### Aim
Word for word, retype every entry in the listing.

### Raw records

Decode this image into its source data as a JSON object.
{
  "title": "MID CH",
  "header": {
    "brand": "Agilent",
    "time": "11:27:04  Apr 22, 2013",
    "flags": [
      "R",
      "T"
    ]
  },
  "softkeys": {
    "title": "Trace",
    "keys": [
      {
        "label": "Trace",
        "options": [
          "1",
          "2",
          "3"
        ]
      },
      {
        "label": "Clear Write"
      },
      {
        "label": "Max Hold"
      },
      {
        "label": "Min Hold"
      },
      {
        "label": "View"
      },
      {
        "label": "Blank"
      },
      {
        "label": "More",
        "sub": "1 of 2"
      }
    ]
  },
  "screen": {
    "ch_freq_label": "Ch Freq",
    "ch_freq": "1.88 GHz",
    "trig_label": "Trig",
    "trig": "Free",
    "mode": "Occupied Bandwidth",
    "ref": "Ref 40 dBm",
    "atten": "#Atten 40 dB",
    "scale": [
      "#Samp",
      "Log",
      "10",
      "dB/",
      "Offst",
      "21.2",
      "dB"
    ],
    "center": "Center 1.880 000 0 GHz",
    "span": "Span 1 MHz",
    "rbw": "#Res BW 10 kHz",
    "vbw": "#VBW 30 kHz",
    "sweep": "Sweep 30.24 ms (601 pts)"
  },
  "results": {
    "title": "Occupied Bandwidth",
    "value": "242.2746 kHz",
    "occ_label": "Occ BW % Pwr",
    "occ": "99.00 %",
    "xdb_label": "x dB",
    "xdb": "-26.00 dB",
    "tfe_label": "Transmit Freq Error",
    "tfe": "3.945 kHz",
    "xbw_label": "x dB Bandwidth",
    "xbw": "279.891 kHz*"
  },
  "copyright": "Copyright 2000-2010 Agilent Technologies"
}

### Complete output
Decode this image into its source data as a JSON object.
{
  "title": "MID CH",
  "header": {
    "brand": "Agilent",
    "time": "11:27:04  Apr 22, 2013",
    "flags": [
      "R",
      "T"
    ]
  },
  "softkeys": {
    "title": "Trace",
    "keys": [
      {
        "label": "Trace",
        "options": [
          "1",
          "2",
          "3"
        ]
      },
      {
        "label": "Clear Write"
      },
      {
        "label": "Max Hold"
      },
      {
        "label": "Min Hold"
      },
      {
        "label": "View"
      },
      {
        "label": "Blank"
      },
      {
        "label": "More",
        "sub": "1 of 2"
      }
    ]
  },
  "screen": {
    "ch_freq_label": "Ch Freq",
    "ch_freq": "1.88 GHz",
    "trig_label": "Trig",
    "trig": "Free",
    "mode": "Occupied Bandwidth",
    "ref": "Ref 40 dBm",
    "atten": "#Atten 40 dB",
    "scale": [
      "#Samp",
      "Log",
      "10",
      "dB/",
      "Offst",
      "21.2",
      "dB"
    ],
    "center": "Center 1.880 000 0 GHz",
    "span": "Span 1 MHz",
    "rbw": "#Res BW 10 kHz",
    "vbw": "#VBW 30 kHz",
    "sweep": "Sweep 30.24 ms (601 pts)"
  },
  "results": {
    "title": "Occupied Bandwidth",
    "value": "242.2746 kHz",
    "occ_label": "Occ BW % Pwr",
    "occ": "99.00 %",
    "xdb_label": "x dB",
    "xdb": "-26.00 dB",
    "tfe_label": "Transmit Freq Error",
    "tfe": "3.945 kHz",
    "xbw_label": "x dB Bandwidth",
    "xbw": "279.891 kHz*"
  },
  "copyright": "Copyright 2000-2010 Agilent Technologies"
}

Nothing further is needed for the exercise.